--- Aim ---
Copy each line below that includes "dash".

'''

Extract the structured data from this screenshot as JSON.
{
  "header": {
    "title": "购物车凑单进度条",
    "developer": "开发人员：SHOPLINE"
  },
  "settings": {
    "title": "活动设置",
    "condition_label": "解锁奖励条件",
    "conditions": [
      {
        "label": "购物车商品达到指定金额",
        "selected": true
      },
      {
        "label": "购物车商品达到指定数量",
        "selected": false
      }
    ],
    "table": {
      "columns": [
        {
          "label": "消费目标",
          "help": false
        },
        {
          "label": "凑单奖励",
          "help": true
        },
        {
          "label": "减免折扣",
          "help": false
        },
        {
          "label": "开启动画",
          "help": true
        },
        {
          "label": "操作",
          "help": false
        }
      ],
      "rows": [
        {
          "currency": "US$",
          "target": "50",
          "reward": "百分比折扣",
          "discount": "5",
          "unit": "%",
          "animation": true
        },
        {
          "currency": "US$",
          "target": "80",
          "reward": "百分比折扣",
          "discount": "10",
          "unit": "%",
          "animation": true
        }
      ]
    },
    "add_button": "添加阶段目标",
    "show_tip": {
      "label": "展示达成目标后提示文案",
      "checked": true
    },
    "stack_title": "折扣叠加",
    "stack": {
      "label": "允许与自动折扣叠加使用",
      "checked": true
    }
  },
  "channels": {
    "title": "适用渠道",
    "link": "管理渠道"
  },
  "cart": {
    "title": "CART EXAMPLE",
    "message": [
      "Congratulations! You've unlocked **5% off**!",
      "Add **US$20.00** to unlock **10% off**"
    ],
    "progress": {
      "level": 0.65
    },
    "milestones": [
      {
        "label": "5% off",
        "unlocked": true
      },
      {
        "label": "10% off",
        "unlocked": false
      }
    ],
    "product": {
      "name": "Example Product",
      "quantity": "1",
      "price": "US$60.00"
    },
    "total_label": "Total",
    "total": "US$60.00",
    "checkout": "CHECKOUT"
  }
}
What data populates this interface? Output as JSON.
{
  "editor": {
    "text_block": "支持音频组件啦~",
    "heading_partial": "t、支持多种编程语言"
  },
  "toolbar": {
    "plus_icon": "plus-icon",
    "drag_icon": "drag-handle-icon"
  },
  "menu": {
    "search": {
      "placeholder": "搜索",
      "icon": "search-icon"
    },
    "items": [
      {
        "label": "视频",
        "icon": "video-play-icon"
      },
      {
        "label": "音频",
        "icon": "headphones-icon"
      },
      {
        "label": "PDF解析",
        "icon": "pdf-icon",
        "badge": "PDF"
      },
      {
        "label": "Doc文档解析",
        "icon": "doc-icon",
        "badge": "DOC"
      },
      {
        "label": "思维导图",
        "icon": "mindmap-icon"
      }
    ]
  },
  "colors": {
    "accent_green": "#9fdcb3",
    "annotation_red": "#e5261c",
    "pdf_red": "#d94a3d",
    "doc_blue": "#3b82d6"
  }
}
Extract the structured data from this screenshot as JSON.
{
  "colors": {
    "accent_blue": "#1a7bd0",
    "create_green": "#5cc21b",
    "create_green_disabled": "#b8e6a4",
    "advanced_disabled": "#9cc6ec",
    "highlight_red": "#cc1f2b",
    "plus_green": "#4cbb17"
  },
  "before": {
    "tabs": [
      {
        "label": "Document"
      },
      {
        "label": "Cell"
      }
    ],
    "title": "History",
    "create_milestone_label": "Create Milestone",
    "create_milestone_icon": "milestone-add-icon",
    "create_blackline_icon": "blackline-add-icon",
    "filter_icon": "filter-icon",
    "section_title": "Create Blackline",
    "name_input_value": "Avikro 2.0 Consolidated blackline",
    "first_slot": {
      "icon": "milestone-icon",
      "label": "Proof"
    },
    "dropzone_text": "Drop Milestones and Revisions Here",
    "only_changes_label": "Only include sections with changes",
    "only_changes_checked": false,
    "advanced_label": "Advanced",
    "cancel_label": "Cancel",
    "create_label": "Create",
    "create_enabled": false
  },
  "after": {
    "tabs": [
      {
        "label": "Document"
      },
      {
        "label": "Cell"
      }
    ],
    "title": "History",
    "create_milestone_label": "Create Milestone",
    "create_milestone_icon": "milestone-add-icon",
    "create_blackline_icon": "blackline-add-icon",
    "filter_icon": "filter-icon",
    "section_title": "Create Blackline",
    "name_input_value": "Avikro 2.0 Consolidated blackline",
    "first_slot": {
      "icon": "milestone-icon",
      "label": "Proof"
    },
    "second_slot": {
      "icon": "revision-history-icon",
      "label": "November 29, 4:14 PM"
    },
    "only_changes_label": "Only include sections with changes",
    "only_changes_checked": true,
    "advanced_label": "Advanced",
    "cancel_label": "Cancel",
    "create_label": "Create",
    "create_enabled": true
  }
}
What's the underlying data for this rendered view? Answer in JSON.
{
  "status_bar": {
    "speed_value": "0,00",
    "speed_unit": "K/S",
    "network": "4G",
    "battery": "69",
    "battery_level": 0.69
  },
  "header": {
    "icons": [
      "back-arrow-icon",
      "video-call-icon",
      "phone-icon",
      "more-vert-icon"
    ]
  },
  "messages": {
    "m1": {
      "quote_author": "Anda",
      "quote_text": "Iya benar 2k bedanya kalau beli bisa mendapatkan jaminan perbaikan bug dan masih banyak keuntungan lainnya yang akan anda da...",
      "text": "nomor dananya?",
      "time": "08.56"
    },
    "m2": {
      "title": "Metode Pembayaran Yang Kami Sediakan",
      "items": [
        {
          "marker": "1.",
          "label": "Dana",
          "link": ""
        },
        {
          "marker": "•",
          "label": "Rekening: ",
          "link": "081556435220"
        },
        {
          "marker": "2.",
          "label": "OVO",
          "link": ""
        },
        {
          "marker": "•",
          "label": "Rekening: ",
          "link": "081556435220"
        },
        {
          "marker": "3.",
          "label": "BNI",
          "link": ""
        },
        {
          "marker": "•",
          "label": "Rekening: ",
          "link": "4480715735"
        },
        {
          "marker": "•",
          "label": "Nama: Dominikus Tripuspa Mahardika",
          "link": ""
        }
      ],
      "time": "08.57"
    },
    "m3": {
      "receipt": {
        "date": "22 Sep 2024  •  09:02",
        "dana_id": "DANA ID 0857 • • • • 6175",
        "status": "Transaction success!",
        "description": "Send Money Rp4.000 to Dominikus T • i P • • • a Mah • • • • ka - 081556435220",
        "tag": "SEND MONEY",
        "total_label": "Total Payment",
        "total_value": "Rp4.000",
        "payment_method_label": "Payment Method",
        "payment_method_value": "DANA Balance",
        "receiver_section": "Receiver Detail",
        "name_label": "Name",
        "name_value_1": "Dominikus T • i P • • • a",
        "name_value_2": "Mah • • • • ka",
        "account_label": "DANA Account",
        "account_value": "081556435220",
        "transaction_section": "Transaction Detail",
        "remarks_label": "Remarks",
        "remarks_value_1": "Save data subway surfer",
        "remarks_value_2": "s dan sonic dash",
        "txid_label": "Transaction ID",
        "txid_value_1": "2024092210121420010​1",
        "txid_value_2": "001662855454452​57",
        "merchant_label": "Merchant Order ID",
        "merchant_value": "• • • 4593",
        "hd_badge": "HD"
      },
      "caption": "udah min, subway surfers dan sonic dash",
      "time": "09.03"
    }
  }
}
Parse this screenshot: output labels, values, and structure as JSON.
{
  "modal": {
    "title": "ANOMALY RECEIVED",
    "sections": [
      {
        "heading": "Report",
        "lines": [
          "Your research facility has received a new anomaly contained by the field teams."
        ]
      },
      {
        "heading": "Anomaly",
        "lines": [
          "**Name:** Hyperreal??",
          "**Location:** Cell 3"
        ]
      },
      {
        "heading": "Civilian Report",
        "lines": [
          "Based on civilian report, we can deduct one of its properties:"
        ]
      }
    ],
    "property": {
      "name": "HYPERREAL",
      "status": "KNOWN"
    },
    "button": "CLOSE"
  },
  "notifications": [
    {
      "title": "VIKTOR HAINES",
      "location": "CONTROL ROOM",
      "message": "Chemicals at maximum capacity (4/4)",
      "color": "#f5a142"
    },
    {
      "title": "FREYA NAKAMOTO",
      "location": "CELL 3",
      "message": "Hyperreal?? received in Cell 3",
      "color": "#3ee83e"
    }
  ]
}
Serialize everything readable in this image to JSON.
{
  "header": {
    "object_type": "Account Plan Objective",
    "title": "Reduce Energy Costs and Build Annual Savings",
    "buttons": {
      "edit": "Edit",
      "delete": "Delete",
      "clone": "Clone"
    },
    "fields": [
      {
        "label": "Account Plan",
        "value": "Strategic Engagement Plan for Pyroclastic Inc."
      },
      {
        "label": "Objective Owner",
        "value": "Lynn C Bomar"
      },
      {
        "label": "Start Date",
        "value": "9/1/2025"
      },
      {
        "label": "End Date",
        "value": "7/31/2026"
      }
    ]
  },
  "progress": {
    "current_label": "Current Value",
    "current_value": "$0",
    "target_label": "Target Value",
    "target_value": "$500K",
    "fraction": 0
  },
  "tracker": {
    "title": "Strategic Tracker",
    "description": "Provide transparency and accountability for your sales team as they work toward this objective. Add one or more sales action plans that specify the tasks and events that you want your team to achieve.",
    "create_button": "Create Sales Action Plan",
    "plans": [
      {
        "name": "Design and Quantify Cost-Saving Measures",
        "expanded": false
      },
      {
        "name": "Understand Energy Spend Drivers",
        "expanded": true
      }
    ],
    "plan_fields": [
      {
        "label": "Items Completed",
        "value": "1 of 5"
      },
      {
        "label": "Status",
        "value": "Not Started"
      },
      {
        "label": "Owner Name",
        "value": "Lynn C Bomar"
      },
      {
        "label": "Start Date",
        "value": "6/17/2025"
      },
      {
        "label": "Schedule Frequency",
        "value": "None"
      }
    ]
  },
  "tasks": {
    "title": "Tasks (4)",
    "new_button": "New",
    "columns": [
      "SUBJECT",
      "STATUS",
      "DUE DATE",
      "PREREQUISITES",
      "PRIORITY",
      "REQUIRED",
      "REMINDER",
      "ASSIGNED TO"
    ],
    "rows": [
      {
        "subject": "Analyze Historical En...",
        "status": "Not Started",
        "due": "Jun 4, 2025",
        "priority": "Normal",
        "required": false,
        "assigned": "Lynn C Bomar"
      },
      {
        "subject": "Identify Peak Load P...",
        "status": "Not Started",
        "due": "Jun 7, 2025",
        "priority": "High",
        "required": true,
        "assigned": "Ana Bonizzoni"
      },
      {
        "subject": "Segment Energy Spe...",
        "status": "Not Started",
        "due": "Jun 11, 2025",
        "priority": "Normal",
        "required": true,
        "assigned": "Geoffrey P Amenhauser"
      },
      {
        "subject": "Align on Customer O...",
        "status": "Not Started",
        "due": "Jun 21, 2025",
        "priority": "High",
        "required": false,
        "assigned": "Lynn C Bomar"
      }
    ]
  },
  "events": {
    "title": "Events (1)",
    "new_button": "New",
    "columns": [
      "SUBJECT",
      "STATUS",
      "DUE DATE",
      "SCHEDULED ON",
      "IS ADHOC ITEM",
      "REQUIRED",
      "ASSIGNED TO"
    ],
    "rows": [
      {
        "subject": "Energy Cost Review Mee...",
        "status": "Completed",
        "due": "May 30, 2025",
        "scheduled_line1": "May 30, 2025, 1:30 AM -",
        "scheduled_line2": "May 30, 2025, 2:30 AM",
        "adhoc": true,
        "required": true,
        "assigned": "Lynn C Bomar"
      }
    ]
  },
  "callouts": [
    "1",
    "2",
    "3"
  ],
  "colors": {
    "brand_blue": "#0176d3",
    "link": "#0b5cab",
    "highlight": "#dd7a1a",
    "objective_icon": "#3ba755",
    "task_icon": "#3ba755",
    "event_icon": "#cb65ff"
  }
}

'''

--- Answer for this exercise ---
        "remarks_value_2": "s dan sonic dash",
      "caption": "udah min, subway surfers dan sonic dash",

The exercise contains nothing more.